(begin)

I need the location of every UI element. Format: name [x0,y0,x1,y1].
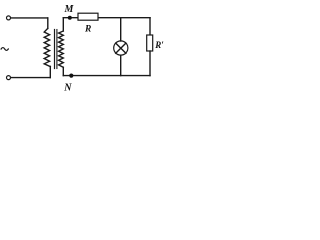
svg-text:N: N [63,83,72,94]
svg-text:R′: R′ [154,40,164,50]
svg-text:M: M [64,4,75,15]
svg-text:R: R [84,25,91,35]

(end)

> **Problem requirements**: Write out every line of the items above again, word for word, but leave out the pictures.

> **Final result**:
I need the location of every UI element. Format: name [x0,y0,x1,y1].
svg-text:N: N [63,83,72,94]
svg-text:R′: R′ [154,40,164,50]
svg-text:M: M [64,4,75,15]
svg-text:R: R [84,25,91,35]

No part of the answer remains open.